#### Entries supplied ####

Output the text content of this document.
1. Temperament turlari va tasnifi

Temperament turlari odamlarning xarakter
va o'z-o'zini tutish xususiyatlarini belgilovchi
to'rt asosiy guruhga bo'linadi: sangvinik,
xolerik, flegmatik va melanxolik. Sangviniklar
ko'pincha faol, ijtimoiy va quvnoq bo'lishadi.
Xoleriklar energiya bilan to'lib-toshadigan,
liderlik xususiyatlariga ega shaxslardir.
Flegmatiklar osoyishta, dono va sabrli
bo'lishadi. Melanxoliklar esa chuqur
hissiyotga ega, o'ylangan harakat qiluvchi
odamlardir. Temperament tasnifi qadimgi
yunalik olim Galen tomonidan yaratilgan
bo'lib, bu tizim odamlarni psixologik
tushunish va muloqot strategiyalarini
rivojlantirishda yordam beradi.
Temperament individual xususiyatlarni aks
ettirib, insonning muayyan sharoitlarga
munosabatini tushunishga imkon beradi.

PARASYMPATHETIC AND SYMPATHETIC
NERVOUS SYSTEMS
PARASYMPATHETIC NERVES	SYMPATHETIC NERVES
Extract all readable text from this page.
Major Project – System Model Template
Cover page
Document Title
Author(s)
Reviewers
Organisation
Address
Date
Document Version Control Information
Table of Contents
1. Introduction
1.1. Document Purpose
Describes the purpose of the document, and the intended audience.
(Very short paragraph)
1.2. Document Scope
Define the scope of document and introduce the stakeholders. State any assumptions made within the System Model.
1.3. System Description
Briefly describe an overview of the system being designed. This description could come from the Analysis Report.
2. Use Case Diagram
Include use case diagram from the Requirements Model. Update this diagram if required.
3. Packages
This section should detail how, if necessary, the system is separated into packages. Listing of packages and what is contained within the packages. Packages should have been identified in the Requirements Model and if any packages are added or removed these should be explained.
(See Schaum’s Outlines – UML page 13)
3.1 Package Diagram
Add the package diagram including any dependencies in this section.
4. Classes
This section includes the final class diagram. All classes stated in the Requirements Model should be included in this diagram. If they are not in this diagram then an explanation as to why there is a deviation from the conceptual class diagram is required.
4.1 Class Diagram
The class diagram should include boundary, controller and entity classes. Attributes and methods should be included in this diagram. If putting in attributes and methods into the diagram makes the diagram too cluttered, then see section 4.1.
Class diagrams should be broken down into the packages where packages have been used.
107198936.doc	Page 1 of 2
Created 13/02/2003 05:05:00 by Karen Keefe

####

What the exercise asks:
Report only the number of lines that hold the word "beradi".

Solution to this exercise:
2